▶ [Exercise aim]:
Extract all lines containing "number".

▶ [Data excerpts]:
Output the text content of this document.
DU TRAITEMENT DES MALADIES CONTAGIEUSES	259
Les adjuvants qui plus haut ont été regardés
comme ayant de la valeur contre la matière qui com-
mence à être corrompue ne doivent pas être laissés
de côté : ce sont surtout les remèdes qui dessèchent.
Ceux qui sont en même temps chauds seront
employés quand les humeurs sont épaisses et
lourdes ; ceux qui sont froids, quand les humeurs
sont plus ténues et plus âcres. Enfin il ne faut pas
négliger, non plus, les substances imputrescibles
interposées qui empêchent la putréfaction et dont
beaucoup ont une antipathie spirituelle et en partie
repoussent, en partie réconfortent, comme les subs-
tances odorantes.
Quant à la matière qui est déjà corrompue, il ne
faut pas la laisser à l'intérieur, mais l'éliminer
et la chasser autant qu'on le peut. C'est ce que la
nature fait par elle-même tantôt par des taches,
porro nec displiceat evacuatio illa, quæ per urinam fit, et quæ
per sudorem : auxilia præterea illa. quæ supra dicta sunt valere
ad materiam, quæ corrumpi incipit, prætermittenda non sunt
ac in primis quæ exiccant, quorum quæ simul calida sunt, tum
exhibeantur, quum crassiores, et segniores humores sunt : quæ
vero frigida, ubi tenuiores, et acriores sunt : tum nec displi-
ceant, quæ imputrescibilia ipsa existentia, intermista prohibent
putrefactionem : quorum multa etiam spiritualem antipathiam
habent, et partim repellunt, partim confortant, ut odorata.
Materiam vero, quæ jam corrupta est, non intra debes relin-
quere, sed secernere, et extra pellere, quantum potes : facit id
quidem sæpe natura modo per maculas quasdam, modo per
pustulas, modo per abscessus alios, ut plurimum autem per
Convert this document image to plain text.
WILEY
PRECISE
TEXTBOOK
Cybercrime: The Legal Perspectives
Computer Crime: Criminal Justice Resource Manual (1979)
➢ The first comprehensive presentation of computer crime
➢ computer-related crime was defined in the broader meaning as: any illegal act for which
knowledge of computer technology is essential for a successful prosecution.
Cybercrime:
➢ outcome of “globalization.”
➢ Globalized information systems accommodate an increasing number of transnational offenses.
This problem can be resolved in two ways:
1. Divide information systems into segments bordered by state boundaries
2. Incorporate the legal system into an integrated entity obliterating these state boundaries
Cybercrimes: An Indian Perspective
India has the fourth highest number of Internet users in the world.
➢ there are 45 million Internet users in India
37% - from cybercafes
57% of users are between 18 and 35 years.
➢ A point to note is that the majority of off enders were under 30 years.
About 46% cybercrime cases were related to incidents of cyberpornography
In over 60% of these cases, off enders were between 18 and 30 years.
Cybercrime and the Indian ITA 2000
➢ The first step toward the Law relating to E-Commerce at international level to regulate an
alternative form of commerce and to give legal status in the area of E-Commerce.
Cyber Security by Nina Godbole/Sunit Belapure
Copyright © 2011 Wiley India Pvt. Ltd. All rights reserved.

▶ [The solution]:
➢ Globalized information systems accommodate an increasing number of transnational offenses.
India has the fourth highest number of Internet users in the world.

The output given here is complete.